▸ PROBLEMS TO WORK ON
[A] In the Slurm email, restate the paragraph beginning "The --sockets-per-node, --cores-per-socket, and --threads-per-core options" in one shorter sentence.
[B] Reproduce the Slurm email word for word, starting at "The --sockets-per-node, --cores-per-socket, and" and ending at "to the job.".

▸ EXCERPTED TEXT
┌────────

Martin,

The --sockets-per-node, --cores-per-socket, and --threads-per-core options 
should be considered minimum requirements for any node allocated to the job.  
They are not directives for allocating resources to tasks.

Instead, use --ntasks-per-node, --ntasks-per-socket, and --ntasks-per-core to 
influence the allocation of specific resources to tasks.

Don

From: [email protected] [mailto:[email protected]] On 
Behalf Of [email protected]
Sent: Tuesday, March 29, 2011 11:08 AM
To: [email protected]
Cc: [email protected]; [email protected]
Subject: [slurm-dev] srun --cores-per-socket and --sockets-per-node options


The srun --cores-per-socket option does not appear to be working correctly. See 
the following example:

SelectType=select/cons_res
SelectTypeParameters=CR_Core
NodeName=n6  NodeHostname=scotty NodeAddr=scotty Sockets=2 CoresPerSocket=4 
ThreadsPerCore=1 Procs=8
NodeName=n7  NodeHostname=chekov NodeAddr=chekov Sockets=2 CoresPerSocket=4 
ThreadsPerCore=1 Procs=8
NodeName=n8 NodeHostname=bones NodeAddr=bones Sockets=2 CoresPerSocket=4 
ThreadsPerCore=1 Procs=8
PartitionName=bones-chekov-scotty  Nodes=n8,n7,n6  State=UP Default=YES
PartitionName=bones-only  Nodes=n8  State=UP

[sulu] (slurm) etc> srun -n6 --cores-per-socket=1 -l hostname | sort
0: bones
1: bones
2: bones
3: bones
4: bones
5: bones

Given the "cores-per-socket=1" and 2 sockets on each node, I would expect slurm 
to allocate 2 cores on each of the three nodes.  Instead, it has allocated 6 
cores on one node.

└────────

(Document understanding data)
┌────────

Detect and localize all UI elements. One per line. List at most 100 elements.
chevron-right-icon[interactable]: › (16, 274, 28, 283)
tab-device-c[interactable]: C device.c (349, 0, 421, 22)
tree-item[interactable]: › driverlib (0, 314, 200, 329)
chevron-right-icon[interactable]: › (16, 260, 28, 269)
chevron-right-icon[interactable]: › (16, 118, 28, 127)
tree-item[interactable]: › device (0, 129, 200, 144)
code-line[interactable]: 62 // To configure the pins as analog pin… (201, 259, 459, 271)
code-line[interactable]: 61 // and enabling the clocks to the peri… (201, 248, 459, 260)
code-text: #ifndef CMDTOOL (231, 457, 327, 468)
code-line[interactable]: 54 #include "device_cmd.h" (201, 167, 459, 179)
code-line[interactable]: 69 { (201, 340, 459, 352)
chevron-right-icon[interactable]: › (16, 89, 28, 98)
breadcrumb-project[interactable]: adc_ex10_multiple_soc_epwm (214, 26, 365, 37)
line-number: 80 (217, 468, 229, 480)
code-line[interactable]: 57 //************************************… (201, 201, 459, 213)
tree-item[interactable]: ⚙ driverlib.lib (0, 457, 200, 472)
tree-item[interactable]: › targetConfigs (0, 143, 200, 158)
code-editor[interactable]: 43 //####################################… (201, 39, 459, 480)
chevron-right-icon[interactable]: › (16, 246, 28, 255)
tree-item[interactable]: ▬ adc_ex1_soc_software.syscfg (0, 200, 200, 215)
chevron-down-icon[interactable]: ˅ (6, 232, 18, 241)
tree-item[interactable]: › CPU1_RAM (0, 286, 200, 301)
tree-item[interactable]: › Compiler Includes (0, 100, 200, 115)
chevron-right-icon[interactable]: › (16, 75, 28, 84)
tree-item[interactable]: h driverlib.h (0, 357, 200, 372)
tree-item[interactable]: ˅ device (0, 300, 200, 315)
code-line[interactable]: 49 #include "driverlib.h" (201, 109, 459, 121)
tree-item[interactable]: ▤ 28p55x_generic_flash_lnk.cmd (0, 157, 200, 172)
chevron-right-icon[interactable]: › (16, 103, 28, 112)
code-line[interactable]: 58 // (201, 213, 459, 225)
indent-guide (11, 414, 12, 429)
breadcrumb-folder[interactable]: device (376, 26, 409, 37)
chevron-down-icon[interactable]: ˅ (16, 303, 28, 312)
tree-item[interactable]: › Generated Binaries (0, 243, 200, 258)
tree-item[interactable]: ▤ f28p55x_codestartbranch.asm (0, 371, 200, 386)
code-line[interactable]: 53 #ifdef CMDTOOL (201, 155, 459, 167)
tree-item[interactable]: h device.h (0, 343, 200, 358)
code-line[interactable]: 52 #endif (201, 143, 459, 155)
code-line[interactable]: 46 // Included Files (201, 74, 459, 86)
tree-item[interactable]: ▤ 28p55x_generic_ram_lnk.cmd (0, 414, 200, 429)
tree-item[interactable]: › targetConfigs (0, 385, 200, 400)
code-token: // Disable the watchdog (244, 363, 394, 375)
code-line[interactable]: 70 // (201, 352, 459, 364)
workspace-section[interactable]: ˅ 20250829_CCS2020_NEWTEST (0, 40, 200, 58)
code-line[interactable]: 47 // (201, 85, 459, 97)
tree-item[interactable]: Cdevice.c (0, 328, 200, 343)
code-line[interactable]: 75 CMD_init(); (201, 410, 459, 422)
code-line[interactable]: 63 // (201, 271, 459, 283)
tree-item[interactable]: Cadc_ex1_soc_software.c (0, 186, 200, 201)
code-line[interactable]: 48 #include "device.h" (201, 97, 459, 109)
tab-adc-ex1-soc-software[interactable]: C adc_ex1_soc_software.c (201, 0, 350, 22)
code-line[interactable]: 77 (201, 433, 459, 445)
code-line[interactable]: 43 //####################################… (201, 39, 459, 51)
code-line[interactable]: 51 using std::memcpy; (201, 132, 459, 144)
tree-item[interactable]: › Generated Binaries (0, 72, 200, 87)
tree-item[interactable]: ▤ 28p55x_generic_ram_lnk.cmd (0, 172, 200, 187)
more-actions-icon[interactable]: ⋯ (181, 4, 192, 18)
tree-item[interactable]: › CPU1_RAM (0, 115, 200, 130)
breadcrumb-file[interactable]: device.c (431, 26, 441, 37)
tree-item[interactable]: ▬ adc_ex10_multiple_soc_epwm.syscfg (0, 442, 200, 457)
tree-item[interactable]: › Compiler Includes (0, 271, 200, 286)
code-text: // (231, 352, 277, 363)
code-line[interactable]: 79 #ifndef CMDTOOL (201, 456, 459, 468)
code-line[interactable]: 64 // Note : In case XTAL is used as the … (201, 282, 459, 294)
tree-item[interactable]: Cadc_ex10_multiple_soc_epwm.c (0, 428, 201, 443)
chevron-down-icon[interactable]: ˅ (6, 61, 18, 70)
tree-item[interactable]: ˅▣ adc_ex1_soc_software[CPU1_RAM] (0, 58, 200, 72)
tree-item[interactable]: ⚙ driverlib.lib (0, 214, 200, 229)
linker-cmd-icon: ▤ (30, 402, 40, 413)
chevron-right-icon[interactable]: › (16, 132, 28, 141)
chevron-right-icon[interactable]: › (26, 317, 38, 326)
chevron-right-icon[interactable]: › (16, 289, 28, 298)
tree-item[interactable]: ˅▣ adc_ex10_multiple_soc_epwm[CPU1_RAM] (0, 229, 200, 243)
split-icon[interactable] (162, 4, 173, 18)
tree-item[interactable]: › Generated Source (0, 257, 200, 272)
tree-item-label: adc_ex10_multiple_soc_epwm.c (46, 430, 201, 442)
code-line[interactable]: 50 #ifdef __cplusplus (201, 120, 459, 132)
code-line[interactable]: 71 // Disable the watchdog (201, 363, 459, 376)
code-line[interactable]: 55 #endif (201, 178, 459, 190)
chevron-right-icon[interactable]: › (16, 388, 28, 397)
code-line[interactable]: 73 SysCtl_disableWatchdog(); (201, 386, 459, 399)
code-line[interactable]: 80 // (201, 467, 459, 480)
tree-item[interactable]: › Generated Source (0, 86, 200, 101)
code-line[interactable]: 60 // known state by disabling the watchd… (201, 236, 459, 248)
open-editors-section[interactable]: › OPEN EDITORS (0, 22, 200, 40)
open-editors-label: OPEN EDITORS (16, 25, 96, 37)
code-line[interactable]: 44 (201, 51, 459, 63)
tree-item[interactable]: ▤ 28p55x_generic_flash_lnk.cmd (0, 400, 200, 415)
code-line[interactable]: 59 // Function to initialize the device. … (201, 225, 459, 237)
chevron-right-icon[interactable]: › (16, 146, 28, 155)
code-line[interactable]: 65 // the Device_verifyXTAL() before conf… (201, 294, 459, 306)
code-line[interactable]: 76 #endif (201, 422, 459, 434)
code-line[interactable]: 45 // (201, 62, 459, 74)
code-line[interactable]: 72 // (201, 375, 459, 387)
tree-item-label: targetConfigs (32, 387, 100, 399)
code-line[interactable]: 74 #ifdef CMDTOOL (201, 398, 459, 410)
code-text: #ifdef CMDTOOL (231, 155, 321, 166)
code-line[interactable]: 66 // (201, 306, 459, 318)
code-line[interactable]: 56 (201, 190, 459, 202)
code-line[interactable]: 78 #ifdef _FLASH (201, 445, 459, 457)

└────────

▸ ANSWERS BY ITEM
[A] The --sockets-per-node, --cores-per-socket, and --threads-per-core options set minimum requirements for any node allocated to a job and do not direct how resources are allocated to tasks.

[B]
The --sockets-per-node, --cores-per-socket, and --threads-per-core options 
should be considered minimum requirements for any node allocated to the job.